_WHAT NEEDS TO BE DONE_:
Find the lines that hold the word "value" and return them.

_INFORMATION SHOWN_:

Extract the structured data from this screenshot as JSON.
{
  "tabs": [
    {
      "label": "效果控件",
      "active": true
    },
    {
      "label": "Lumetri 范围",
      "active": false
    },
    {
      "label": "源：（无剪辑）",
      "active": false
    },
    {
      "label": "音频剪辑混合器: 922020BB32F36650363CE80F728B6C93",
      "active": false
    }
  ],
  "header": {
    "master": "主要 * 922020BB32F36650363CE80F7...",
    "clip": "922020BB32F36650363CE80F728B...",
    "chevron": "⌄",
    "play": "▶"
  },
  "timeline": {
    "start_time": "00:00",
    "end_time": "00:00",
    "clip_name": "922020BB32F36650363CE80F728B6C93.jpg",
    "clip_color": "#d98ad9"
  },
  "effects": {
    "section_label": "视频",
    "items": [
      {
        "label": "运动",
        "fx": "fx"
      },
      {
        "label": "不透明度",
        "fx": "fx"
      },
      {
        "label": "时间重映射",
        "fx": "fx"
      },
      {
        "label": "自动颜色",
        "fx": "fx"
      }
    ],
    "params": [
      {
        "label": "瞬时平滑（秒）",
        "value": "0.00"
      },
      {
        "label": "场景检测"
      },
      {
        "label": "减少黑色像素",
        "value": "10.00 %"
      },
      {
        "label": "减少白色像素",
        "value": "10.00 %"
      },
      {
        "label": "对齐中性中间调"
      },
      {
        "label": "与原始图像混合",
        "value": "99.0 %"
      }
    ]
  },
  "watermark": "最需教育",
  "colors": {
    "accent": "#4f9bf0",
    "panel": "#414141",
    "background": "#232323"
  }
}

_SOLUTION FOR THIS PROBLEM_:
        "value": "0.00"
        "value": "10.00 %"
        "value": "10.00 %"
        "value": "99.0 %"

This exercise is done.